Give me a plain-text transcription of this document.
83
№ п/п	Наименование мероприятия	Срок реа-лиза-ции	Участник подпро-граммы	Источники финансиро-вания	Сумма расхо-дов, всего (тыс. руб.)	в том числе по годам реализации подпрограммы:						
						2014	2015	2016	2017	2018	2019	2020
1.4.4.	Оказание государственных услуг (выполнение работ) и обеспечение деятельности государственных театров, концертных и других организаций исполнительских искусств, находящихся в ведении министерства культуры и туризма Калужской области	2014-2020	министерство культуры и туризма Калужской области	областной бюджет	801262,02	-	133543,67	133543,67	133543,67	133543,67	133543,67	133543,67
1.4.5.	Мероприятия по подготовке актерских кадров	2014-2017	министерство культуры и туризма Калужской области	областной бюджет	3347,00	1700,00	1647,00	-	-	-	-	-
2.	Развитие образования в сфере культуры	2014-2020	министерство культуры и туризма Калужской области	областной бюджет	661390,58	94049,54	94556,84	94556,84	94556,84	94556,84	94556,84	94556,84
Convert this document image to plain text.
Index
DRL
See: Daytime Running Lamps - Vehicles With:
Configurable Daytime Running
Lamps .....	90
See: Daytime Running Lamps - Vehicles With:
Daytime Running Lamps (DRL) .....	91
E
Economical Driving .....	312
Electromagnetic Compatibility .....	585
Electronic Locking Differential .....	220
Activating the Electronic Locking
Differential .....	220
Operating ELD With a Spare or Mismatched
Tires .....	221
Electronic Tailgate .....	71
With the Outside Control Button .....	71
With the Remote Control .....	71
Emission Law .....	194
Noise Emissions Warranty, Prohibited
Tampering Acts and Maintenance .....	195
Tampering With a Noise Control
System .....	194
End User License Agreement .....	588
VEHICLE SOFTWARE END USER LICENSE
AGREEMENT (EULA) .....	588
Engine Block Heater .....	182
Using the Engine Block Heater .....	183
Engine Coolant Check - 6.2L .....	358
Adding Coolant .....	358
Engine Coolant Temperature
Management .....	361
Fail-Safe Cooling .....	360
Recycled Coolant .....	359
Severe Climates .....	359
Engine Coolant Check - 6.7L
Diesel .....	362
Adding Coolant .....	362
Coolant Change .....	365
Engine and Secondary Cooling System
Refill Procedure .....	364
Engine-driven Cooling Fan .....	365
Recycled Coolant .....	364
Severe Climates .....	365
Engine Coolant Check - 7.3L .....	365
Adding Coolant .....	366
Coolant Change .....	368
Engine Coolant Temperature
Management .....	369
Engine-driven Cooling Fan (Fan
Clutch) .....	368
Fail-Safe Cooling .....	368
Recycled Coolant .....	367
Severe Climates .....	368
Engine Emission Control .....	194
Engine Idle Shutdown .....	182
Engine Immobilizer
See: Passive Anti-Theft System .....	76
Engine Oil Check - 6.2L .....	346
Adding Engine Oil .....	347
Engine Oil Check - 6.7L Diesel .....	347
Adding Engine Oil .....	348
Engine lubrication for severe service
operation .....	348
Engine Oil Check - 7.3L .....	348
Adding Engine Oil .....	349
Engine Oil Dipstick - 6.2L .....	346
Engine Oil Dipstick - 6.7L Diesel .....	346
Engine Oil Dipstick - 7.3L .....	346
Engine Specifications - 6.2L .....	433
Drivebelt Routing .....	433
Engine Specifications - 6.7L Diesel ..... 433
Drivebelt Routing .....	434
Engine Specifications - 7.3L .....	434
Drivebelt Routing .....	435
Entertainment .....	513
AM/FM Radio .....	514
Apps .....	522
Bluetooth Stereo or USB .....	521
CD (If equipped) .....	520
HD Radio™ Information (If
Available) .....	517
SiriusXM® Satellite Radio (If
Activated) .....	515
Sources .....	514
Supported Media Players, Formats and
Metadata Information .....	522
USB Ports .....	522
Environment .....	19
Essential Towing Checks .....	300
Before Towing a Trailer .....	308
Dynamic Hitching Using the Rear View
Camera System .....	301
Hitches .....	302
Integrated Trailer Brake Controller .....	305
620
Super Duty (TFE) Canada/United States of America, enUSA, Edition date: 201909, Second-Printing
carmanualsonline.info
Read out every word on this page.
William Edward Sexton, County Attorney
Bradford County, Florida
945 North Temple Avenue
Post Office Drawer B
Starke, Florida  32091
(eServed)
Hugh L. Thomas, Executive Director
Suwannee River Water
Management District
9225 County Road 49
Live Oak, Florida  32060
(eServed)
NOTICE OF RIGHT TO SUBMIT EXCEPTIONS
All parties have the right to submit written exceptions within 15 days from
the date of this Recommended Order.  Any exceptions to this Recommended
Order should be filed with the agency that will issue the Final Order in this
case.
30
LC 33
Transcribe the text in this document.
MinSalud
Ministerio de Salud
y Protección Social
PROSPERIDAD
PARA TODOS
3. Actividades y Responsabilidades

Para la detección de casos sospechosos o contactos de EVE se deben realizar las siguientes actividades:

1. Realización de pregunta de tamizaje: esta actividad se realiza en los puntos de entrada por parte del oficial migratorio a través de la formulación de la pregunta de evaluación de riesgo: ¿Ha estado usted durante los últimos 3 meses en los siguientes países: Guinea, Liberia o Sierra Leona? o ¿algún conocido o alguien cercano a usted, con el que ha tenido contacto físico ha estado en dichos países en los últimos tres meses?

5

------

▸ **Aim of the task**: Exactly as written above, please repeat the entries.

▸ **Task solution**:
Give me a plain-text transcription of this document.
83
№ п/п	Наименование мероприятия	Срок реа-лиза-ции	Участник подпро-граммы	Источники финансиро-вания	Сумма расхо-дов, всего (тыс. руб.)	в том числе по годам реализации подпрограммы:						
						2014	2015	2016	2017	2018	2019	2020
1.4.4.	Оказание государственных услуг (выполнение работ) и обеспечение деятельности государственных театров, концертных и других организаций исполнительских искусств, находящихся в ведении министерства культуры и туризма Калужской области	2014-2020	министерство культуры и туризма Калужской области	областной бюджет	801262,02	-	133543,67	133543,67	133543,67	133543,67	133543,67	133543,67
1.4.5.	Мероприятия по подготовке актерских кадров	2014-2017	министерство культуры и туризма Калужской области	областной бюджет	3347,00	1700,00	1647,00	-	-	-	-	-
2.	Развитие образования в сфере культуры	2014-2020	министерство культуры и туризма Калужской области	областной бюджет	661390,58	94049,54	94556,84	94556,84	94556,84	94556,84	94556,84	94556,84
Convert this document image to plain text.
Index
DRL
See: Daytime Running Lamps - Vehicles With:
Configurable Daytime Running
Lamps .....	90
See: Daytime Running Lamps - Vehicles With:
Daytime Running Lamps (DRL) .....	91
E
Economical Driving .....	312
Electromagnetic Compatibility .....	585
Electronic Locking Differential .....	220
Activating the Electronic Locking
Differential .....	220
Operating ELD With a Spare or Mismatched
Tires .....	221
Electronic Tailgate .....	71
With the Outside Control Button .....	71
With the Remote Control .....	71
Emission Law .....	194
Noise Emissions Warranty, Prohibited
Tampering Acts and Maintenance .....	195
Tampering With a Noise Control
System .....	194
End User License Agreement .....	588
VEHICLE SOFTWARE END USER LICENSE
AGREEMENT (EULA) .....	588
Engine Block Heater .....	182
Using the Engine Block Heater .....	183
Engine Coolant Check - 6.2L .....	358
Adding Coolant .....	358
Engine Coolant Temperature
Management .....	361
Fail-Safe Cooling .....	360
Recycled Coolant .....	359
Severe Climates .....	359
Engine Coolant Check - 6.7L
Diesel .....	362
Adding Coolant .....	362
Coolant Change .....	365
Engine and Secondary Cooling System
Refill Procedure .....	364
Engine-driven Cooling Fan .....	365
Recycled Coolant .....	364
Severe Climates .....	365
Engine Coolant Check - 7.3L .....	365
Adding Coolant .....	366
Coolant Change .....	368
Engine Coolant Temperature
Management .....	369
Engine-driven Cooling Fan (Fan
Clutch) .....	368
Fail-Safe Cooling .....	368
Recycled Coolant .....	367
Severe Climates .....	368
Engine Emission Control .....	194
Engine Idle Shutdown .....	182
Engine Immobilizer
See: Passive Anti-Theft System .....	76
Engine Oil Check - 6.2L .....	346
Adding Engine Oil .....	347
Engine Oil Check - 6.7L Diesel .....	347
Adding Engine Oil .....	348
Engine lubrication for severe service
operation .....	348
Engine Oil Check - 7.3L .....	348
Adding Engine Oil .....	349
Engine Oil Dipstick - 6.2L .....	346
Engine Oil Dipstick - 6.7L Diesel .....	346
Engine Oil Dipstick - 7.3L .....	346
Engine Specifications - 6.2L .....	433
Drivebelt Routing .....	433
Engine Specifications - 6.7L Diesel ..... 433
Drivebelt Routing .....	434
Engine Specifications - 7.3L .....	434
Drivebelt Routing .....	435
Entertainment .....	513
AM/FM Radio .....	514
Apps .....	522
Bluetooth Stereo or USB .....	521
CD (If equipped) .....	520
HD Radio™ Information (If
Available) .....	517
SiriusXM® Satellite Radio (If
Activated) .....	515
Sources .....	514
Supported Media Players, Formats and
Metadata Information .....	522
USB Ports .....	522
Environment .....	19
Essential Towing Checks .....	300
Before Towing a Trailer .....	308
Dynamic Hitching Using the Rear View
Camera System .....	301
Hitches .....	302
Integrated Trailer Brake Controller .....	305
620
Super Duty (TFE) Canada/United States of America, enUSA, Edition date: 201909, Second-Printing
carmanualsonline.info
Read out every word on this page.
William Edward Sexton, County Attorney
Bradford County, Florida
945 North Temple Avenue
Post Office Drawer B
Starke, Florida  32091
(eServed)
Hugh L. Thomas, Executive Director
Suwannee River Water
Management District
9225 County Road 49
Live Oak, Florida  32060
(eServed)
NOTICE OF RIGHT TO SUBMIT EXCEPTIONS
All parties have the right to submit written exceptions within 15 days from
the date of this Recommended Order.  Any exceptions to this Recommended
Order should be filed with the agency that will issue the Final Order in this
case.
30
LC 33
Transcribe the text in this document.
MinSalud
Ministerio de Salud
y Protección Social
PROSPERIDAD
PARA TODOS
3. Actividades y Responsabilidades

Para la detección de casos sospechosos o contactos de EVE se deben realizar las siguientes actividades:

1. Realización de pregunta de tamizaje: esta actividad se realiza en los puntos de entrada por parte del oficial migratorio a través de la formulación de la pregunta de evaluación de riesgo: ¿Ha estado usted durante los últimos 3 meses en los siguientes países: Guinea, Liberia o Sierra Leona? o ¿algún conocido o alguien cercano a usted, con el que ha tenido contacto físico ha estado en dichos países en los últimos tres meses?

5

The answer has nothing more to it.